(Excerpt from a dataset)
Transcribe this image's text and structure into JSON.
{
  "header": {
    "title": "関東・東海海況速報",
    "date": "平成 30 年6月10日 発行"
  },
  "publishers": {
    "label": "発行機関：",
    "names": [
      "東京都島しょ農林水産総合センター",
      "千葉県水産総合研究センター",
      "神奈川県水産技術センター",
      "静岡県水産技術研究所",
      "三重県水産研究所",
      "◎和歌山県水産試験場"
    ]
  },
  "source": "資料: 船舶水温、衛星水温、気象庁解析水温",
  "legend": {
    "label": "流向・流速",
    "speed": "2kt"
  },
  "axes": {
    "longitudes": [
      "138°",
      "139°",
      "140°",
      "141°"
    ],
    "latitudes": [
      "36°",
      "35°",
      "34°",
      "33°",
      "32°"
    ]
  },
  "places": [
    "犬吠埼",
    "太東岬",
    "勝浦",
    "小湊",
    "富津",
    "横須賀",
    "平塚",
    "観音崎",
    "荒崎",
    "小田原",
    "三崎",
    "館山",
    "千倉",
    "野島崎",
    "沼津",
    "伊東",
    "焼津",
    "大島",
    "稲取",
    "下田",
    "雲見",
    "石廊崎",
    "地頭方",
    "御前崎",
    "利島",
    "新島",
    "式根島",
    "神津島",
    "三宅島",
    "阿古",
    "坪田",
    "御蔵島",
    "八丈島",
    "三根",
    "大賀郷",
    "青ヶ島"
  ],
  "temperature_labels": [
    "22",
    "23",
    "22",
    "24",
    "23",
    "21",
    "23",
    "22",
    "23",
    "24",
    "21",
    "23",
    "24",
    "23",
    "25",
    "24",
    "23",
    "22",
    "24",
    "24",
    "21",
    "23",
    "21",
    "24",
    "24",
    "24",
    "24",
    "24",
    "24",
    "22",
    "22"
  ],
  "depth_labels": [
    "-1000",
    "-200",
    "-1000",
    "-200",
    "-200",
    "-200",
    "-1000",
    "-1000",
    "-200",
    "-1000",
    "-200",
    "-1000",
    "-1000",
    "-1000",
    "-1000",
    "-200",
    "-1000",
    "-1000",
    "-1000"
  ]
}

▶ _Exercise details_
Copy out the full listing exactly.

▶ _Result of the task_
Transcribe this image's text and structure into JSON.
{
  "header": {
    "title": "関東・東海海況速報",
    "date": "平成 30 年6月10日 発行"
  },
  "publishers": {
    "label": "発行機関：",
    "names": [
      "東京都島しょ農林水産総合センター",
      "千葉県水産総合研究センター",
      "神奈川県水産技術センター",
      "静岡県水産技術研究所",
      "三重県水産研究所",
      "◎和歌山県水産試験場"
    ]
  },
  "source": "資料: 船舶水温、衛星水温、気象庁解析水温",
  "legend": {
    "label": "流向・流速",
    "speed": "2kt"
  },
  "axes": {
    "longitudes": [
      "138°",
      "139°",
      "140°",
      "141°"
    ],
    "latitudes": [
      "36°",
      "35°",
      "34°",
      "33°",
      "32°"
    ]
  },
  "places": [
    "犬吠埼",
    "太東岬",
    "勝浦",
    "小湊",
    "富津",
    "横須賀",
    "平塚",
    "観音崎",
    "荒崎",
    "小田原",
    "三崎",
    "館山",
    "千倉",
    "野島崎",
    "沼津",
    "伊東",
    "焼津",
    "大島",
    "稲取",
    "下田",
    "雲見",
    "石廊崎",
    "地頭方",
    "御前崎",
    "利島",
    "新島",
    "式根島",
    "神津島",
    "三宅島",
    "阿古",
    "坪田",
    "御蔵島",
    "八丈島",
    "三根",
    "大賀郷",
    "青ヶ島"
  ],
  "temperature_labels": [
    "22",
    "23",
    "22",
    "24",
    "23",
    "21",
    "23",
    "22",
    "23",
    "24",
    "21",
    "23",
    "24",
    "23",
    "25",
    "24",
    "23",
    "22",
    "24",
    "24",
    "21",
    "23",
    "21",
    "24",
    "24",
    "24",
    "24",
    "24",
    "24",
    "22",
    "22"
  ],
  "depth_labels": [
    "-1000",
    "-200",
    "-1000",
    "-200",
    "-200",
    "-200",
    "-1000",
    "-1000",
    "-200",
    "-1000",
    "-200",
    "-1000",
    "-1000",
    "-1000",
    "-1000",
    "-200",
    "-1000",
    "-1000",
    "-1000"
  ]
}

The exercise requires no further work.